— START —

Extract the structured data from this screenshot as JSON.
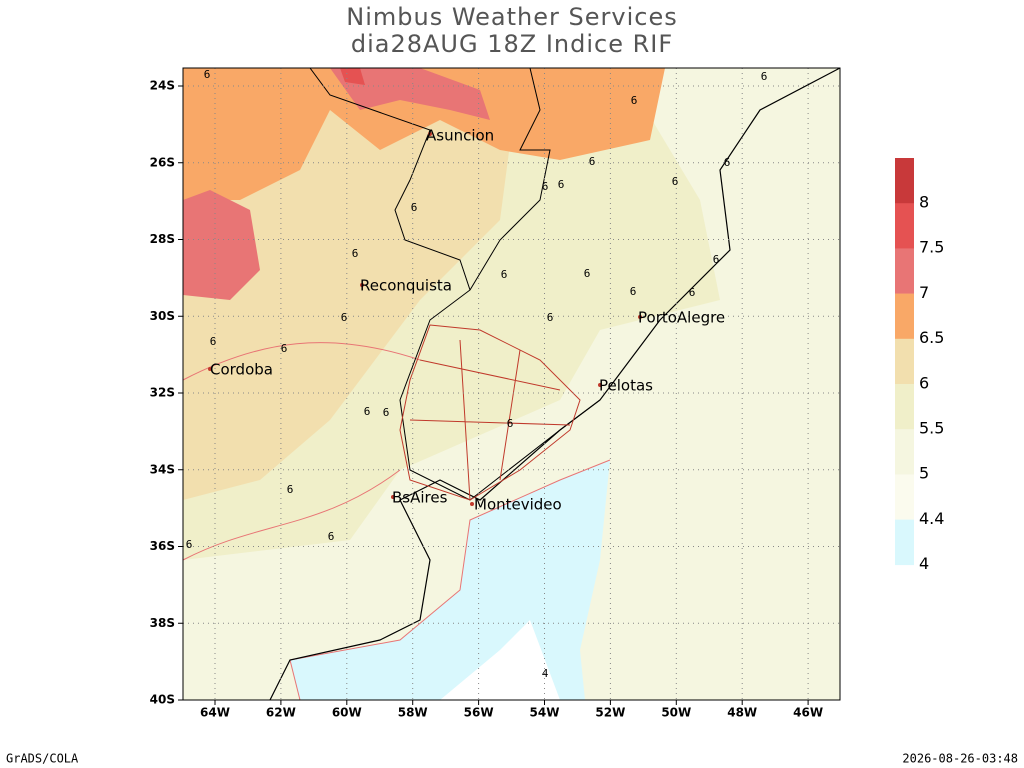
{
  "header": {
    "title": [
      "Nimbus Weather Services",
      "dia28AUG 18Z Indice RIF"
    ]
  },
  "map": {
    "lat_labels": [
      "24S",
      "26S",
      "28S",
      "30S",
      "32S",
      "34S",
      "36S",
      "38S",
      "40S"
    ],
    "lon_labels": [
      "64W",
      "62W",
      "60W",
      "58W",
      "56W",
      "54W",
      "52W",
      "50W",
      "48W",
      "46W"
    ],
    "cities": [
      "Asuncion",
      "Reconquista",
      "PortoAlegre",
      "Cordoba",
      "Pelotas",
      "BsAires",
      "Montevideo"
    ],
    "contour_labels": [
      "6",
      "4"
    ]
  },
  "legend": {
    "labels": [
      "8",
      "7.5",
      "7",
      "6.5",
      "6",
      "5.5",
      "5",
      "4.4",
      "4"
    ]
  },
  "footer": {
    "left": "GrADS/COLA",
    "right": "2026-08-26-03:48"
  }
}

— END —
— START —

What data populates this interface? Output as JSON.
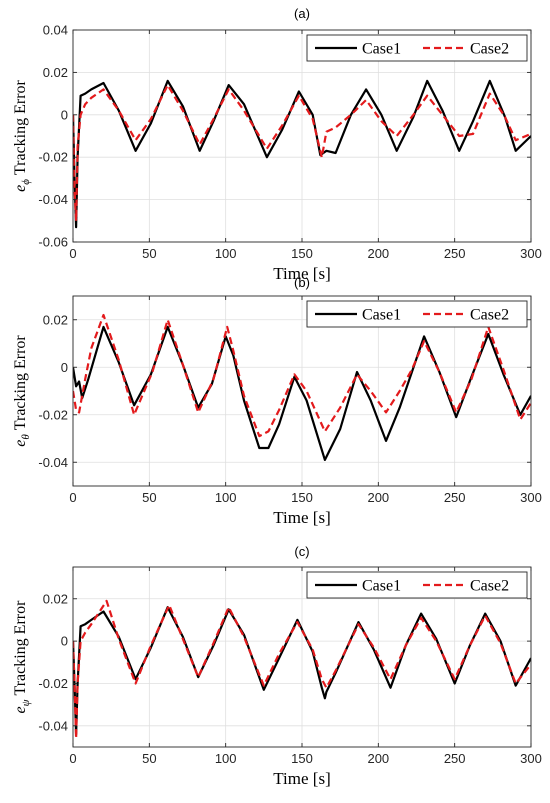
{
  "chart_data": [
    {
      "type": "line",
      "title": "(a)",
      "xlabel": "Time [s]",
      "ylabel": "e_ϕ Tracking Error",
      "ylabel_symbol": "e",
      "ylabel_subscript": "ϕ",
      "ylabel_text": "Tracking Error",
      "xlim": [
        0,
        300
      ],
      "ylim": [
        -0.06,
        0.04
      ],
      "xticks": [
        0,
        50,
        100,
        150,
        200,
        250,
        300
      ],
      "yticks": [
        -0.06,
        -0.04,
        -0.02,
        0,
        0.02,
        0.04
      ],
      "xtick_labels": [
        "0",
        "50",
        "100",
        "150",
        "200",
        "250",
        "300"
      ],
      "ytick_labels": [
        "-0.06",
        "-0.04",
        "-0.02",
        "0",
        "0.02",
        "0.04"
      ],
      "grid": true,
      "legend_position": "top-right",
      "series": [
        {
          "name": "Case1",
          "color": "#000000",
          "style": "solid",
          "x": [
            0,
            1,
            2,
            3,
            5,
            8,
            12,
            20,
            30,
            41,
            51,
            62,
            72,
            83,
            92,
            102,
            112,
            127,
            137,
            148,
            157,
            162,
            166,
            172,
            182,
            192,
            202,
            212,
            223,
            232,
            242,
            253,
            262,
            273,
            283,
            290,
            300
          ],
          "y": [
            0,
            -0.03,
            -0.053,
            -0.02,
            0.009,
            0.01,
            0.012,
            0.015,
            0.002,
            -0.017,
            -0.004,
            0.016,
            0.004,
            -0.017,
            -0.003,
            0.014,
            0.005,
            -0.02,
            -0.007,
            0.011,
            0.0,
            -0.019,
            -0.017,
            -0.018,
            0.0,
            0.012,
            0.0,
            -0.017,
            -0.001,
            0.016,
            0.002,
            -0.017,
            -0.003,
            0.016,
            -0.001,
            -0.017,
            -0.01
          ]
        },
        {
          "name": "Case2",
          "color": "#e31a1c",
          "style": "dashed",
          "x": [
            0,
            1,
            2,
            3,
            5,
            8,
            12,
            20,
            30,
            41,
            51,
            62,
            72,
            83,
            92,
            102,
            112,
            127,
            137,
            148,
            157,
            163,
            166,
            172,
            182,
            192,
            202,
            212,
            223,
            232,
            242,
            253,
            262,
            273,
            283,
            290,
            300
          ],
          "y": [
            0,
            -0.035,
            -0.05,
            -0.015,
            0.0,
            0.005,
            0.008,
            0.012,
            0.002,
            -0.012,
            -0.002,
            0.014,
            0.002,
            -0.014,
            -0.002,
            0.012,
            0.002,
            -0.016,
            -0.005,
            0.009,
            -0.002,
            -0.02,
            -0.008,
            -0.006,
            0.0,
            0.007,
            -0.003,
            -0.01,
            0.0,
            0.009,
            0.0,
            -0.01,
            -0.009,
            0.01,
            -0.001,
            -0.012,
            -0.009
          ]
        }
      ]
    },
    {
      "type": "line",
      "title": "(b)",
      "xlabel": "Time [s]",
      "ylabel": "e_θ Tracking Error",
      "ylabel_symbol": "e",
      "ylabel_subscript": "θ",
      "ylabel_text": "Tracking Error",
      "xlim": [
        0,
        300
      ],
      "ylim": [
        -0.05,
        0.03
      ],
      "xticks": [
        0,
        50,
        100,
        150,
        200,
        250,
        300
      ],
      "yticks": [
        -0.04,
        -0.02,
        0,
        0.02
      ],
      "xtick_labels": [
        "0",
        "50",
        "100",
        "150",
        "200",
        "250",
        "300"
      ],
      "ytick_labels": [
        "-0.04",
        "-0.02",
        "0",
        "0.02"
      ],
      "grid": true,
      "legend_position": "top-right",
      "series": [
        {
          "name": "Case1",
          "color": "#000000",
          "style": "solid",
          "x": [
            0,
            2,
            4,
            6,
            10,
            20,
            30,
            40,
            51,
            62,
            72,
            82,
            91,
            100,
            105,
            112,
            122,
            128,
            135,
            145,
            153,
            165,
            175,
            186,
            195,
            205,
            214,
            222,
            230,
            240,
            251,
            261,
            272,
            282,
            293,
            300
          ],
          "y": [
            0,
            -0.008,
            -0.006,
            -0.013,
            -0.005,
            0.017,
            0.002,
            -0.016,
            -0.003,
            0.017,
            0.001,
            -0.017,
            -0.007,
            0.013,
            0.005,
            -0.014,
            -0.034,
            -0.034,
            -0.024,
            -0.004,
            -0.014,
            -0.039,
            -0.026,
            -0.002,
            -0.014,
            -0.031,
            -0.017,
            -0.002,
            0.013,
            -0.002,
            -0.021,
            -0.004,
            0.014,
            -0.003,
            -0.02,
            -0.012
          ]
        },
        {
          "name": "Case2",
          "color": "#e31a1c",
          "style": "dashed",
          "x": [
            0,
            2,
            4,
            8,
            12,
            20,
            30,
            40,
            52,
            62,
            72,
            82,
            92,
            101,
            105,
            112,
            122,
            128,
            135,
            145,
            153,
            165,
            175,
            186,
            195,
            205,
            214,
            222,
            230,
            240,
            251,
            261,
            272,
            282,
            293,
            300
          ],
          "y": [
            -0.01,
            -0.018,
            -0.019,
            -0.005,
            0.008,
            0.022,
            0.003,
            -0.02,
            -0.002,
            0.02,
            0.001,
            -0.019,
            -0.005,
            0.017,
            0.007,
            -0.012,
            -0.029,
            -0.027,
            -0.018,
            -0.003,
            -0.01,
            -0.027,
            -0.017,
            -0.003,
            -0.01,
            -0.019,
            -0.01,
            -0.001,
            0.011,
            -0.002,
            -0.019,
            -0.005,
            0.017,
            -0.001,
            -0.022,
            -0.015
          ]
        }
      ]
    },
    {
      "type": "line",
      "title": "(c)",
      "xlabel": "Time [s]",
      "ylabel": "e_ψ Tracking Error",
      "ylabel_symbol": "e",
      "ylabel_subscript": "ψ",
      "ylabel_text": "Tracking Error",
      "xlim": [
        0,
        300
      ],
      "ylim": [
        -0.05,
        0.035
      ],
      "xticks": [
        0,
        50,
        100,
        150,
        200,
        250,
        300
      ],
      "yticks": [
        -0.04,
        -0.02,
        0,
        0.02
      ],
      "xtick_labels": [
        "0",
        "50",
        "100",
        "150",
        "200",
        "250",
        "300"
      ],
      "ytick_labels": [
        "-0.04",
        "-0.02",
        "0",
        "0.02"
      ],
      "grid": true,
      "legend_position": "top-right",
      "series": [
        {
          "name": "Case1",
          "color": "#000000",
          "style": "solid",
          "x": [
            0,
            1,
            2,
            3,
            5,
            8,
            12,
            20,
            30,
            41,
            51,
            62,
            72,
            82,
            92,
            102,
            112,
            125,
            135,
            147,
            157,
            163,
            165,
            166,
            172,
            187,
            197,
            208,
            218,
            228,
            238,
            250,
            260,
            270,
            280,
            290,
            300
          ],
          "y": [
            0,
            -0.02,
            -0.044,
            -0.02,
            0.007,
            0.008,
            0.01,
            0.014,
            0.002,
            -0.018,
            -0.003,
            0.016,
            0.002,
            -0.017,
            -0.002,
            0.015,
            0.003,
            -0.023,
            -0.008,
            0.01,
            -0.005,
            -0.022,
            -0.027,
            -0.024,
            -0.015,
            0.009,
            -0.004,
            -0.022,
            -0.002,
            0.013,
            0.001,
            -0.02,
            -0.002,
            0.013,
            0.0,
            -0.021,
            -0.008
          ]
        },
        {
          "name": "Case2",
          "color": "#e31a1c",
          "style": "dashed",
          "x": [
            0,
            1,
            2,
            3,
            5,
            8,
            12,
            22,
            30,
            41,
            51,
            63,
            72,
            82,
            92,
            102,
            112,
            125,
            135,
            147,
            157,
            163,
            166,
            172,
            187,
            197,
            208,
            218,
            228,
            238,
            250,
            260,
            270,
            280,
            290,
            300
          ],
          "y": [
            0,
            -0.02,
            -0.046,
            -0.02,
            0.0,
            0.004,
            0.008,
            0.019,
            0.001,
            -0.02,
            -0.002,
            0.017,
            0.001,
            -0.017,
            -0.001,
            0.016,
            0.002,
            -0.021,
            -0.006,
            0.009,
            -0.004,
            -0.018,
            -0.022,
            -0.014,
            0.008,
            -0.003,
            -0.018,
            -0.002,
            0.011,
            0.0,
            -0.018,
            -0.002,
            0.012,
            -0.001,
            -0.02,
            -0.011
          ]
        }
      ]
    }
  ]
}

— END —

Gather each line that holds "this".

### FULL OUTPUT
Extract the structured data from this screenshot as JSON.
What data populates this interface? Output as JSON.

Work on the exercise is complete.